• _WORK TO DO_: Reproduce every line of the material below, but drop the pictures.
______
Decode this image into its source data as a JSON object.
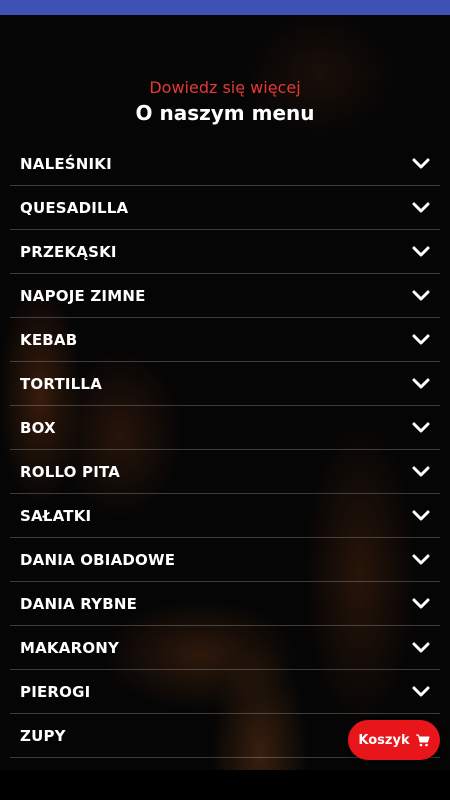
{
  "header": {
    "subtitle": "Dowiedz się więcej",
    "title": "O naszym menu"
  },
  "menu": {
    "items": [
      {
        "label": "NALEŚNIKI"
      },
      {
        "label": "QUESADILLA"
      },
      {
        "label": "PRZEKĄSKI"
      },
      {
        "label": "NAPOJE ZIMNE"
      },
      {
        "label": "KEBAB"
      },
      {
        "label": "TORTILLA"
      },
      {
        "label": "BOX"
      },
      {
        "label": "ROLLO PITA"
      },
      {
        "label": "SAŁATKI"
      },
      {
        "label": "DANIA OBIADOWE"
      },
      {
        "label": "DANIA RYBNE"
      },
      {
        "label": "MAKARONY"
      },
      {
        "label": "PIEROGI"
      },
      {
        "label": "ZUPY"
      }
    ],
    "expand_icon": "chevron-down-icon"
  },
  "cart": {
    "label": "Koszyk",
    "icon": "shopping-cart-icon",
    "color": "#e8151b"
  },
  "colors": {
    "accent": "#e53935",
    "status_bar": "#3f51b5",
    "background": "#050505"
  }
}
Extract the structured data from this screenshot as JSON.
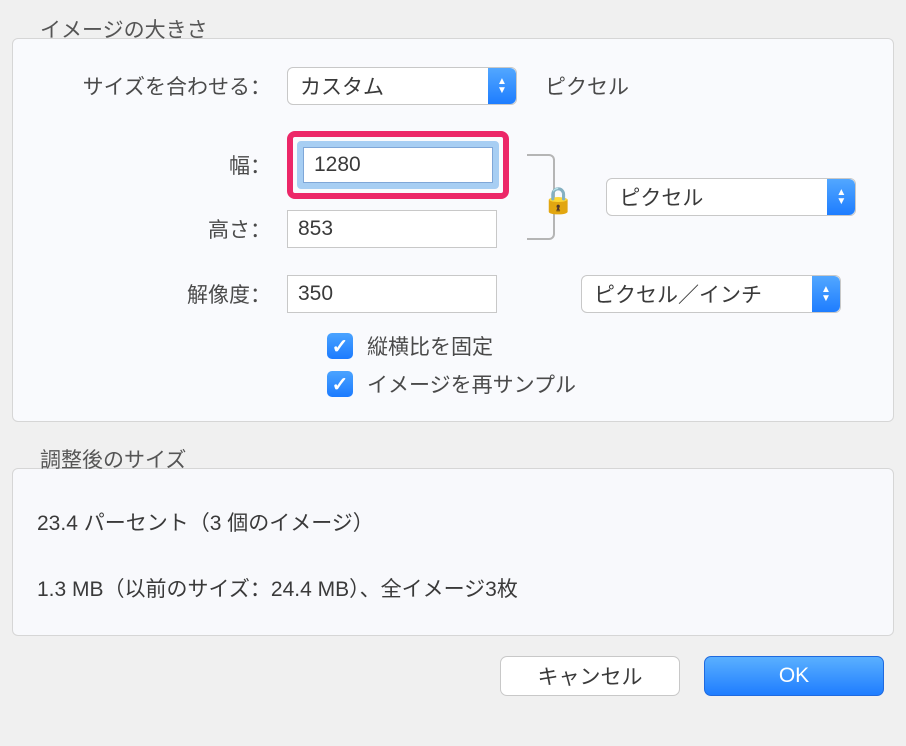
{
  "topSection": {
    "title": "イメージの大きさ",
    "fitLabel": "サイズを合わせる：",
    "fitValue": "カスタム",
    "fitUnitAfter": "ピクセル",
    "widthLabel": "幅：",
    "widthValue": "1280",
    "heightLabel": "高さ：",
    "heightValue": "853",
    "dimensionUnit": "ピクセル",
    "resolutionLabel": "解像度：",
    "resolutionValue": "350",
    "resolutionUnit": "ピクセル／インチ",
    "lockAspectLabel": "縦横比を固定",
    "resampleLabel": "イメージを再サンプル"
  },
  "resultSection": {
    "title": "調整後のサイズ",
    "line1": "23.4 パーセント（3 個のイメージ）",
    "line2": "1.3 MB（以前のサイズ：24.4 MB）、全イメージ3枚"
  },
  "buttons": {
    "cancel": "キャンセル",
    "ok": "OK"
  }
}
______
• _WRITTEN RESPONSE_:
Decode this image into its source data as a JSON object.
{
  "header": {
    "subtitle": "Dowiedz się więcej",
    "title": "O naszym menu"
  },
  "menu": {
    "items": [
      {
        "label": "NALEŚNIKI"
      },
      {
        "label": "QUESADILLA"
      },
      {
        "label": "PRZEKĄSKI"
      },
      {
        "label": "NAPOJE ZIMNE"
      },
      {
        "label": "KEBAB"
      },
      {
        "label": "TORTILLA"
      },
      {
        "label": "BOX"
      },
      {
        "label": "ROLLO PITA"
      },
      {
        "label": "SAŁATKI"
      },
      {
        "label": "DANIA OBIADOWE"
      },
      {
        "label": "DANIA RYBNE"
      },
      {
        "label": "MAKARONY"
      },
      {
        "label": "PIEROGI"
      },
      {
        "label": "ZUPY"
      }
    ],
    "expand_icon": "chevron-down-icon"
  },
  "cart": {
    "label": "Koszyk",
    "icon": "shopping-cart-icon",
    "color": "#e8151b"
  },
  "colors": {
    "accent": "#e53935",
    "status_bar": "#3f51b5",
    "background": "#050505"
  }
}
Extract the structured data from this screenshot as JSON.
{
  "topSection": {
    "title": "イメージの大きさ",
    "fitLabel": "サイズを合わせる：",
    "fitValue": "カスタム",
    "fitUnitAfter": "ピクセル",
    "widthLabel": "幅：",
    "widthValue": "1280",
    "heightLabel": "高さ：",
    "heightValue": "853",
    "dimensionUnit": "ピクセル",
    "resolutionLabel": "解像度：",
    "resolutionValue": "350",
    "resolutionUnit": "ピクセル／インチ",
    "lockAspectLabel": "縦横比を固定",
    "resampleLabel": "イメージを再サンプル"
  },
  "resultSection": {
    "title": "調整後のサイズ",
    "line1": "23.4 パーセント（3 個のイメージ）",
    "line2": "1.3 MB（以前のサイズ：24.4 MB）、全イメージ3枚"
  },
  "buttons": {
    "cancel": "キャンセル",
    "ok": "OK"
  }
}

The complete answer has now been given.